▶ **REQUIRED TASK**: Locate the line that contains "Read all visible content and emit it as JSON.". Copy it and every following line through the end of the records, exactly, and include nothing else.

--- start of LISTED ENTRIES ---

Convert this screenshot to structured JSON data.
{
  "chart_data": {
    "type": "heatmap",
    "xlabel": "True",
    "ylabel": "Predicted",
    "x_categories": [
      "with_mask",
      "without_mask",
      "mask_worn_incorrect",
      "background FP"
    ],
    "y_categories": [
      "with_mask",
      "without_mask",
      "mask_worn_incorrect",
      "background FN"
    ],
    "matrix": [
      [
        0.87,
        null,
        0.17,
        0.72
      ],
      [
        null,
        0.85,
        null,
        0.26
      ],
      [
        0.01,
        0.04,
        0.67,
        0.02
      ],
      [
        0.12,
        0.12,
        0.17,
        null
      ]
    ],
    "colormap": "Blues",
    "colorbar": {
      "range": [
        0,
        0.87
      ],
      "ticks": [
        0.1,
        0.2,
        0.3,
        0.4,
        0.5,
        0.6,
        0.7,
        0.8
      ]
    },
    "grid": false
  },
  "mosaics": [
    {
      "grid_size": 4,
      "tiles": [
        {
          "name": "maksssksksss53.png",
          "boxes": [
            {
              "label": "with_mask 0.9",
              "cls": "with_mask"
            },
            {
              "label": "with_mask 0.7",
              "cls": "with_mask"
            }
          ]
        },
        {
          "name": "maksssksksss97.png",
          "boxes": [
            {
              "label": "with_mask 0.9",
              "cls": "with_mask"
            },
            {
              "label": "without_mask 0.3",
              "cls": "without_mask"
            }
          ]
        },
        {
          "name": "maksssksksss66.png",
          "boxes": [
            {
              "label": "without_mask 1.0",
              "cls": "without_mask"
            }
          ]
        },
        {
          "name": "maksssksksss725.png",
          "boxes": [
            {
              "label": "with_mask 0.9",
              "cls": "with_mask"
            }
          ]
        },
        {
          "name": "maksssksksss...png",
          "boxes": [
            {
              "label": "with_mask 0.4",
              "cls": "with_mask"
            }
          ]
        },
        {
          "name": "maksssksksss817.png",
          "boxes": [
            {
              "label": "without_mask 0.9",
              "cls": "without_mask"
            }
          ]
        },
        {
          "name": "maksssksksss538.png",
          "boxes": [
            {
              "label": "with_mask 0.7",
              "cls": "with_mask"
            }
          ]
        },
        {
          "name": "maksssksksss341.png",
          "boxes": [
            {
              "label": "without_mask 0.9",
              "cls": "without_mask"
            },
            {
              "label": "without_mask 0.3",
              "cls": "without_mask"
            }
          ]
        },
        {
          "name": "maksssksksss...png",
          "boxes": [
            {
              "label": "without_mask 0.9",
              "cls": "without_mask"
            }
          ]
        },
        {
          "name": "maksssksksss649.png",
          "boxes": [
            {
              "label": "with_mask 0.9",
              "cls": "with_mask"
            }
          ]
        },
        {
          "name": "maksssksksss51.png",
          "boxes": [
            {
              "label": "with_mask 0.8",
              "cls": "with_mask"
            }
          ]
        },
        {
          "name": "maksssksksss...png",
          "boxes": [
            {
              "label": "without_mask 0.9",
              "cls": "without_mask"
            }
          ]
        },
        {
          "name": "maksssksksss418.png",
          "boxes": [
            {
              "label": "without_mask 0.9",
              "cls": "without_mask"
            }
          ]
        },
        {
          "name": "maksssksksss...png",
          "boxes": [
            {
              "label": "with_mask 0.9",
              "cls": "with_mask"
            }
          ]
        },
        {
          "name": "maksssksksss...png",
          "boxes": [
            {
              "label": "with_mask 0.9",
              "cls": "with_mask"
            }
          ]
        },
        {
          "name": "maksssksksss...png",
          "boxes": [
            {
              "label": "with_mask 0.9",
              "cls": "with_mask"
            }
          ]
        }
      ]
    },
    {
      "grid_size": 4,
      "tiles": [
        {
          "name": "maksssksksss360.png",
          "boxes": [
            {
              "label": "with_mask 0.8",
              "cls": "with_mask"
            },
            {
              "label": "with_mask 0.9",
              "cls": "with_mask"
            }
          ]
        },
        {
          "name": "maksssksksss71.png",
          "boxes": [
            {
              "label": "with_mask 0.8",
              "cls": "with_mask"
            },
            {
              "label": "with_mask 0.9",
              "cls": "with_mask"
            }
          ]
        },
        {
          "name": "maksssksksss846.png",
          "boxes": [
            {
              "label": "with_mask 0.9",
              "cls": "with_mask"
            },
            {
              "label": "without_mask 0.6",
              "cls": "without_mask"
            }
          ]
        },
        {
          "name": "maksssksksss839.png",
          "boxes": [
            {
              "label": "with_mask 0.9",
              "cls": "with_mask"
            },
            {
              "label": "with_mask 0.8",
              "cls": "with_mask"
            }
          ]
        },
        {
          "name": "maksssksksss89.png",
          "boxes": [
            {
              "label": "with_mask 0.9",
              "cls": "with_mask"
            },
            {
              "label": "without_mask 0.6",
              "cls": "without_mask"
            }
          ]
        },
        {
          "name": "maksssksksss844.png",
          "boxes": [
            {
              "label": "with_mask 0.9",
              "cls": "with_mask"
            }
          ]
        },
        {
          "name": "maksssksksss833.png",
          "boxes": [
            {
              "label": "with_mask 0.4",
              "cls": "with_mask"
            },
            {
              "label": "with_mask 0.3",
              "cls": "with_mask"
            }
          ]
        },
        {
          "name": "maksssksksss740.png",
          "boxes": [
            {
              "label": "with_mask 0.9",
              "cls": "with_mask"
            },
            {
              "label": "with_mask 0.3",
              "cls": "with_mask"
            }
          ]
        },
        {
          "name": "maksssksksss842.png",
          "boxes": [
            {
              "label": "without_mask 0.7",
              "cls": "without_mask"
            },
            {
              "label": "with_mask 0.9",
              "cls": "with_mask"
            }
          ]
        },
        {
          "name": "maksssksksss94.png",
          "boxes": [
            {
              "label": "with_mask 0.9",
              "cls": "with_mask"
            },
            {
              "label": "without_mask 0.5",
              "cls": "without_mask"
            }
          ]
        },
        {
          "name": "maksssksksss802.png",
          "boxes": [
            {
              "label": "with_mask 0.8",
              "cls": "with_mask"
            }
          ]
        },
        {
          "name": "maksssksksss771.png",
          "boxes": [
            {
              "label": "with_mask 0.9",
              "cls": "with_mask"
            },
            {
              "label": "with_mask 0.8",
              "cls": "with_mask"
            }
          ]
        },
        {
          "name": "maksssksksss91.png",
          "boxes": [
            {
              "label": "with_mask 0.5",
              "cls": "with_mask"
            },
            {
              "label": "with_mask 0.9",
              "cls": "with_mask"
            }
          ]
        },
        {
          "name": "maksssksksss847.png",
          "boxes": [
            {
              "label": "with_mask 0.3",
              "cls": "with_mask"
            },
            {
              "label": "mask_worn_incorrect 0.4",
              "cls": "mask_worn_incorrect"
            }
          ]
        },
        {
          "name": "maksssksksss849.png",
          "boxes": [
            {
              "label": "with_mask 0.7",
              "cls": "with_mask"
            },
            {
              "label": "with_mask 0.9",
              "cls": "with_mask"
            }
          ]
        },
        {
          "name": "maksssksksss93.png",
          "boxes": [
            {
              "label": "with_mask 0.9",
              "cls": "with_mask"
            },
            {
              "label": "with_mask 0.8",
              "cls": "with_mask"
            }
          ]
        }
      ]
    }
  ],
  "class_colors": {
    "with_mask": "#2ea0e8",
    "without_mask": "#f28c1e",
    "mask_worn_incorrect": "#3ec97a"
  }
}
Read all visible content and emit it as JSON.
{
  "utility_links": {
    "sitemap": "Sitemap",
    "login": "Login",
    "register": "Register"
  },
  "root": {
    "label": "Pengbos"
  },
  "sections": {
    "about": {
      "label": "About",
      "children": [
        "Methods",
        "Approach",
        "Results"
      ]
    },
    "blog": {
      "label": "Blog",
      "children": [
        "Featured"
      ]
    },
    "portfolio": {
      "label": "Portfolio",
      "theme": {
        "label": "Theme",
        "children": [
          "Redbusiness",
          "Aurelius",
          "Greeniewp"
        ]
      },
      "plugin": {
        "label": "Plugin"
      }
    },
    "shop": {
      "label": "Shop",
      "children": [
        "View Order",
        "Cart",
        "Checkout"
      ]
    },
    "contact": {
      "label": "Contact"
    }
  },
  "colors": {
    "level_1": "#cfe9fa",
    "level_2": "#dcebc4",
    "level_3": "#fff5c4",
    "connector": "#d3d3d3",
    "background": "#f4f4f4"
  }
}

--- end of LISTED ENTRIES ---

▶ **THE SOLUTION**:
Read all visible content and emit it as JSON.
{
  "utility_links": {
    "sitemap": "Sitemap",
    "login": "Login",
    "register": "Register"
  },
  "root": {
    "label": "Pengbos"
  },
  "sections": {
    "about": {
      "label": "About",
      "children": [
        "Methods",
        "Approach",
        "Results"
      ]
    },
    "blog": {
      "label": "Blog",
      "children": [
        "Featured"
      ]
    },
    "portfolio": {
      "label": "Portfolio",
      "theme": {
        "label": "Theme",
        "children": [
          "Redbusiness",
          "Aurelius",
          "Greeniewp"
        ]
      },
      "plugin": {
        "label": "Plugin"
      }
    },
    "shop": {
      "label": "Shop",
      "children": [
        "View Order",
        "Cart",
        "Checkout"
      ]
    },
    "contact": {
      "label": "Contact"
    }
  },
  "colors": {
    "level_1": "#cfe9fa",
    "level_2": "#dcebc4",
    "level_3": "#fff5c4",
    "connector": "#d3d3d3",
    "background": "#f4f4f4"
  }
}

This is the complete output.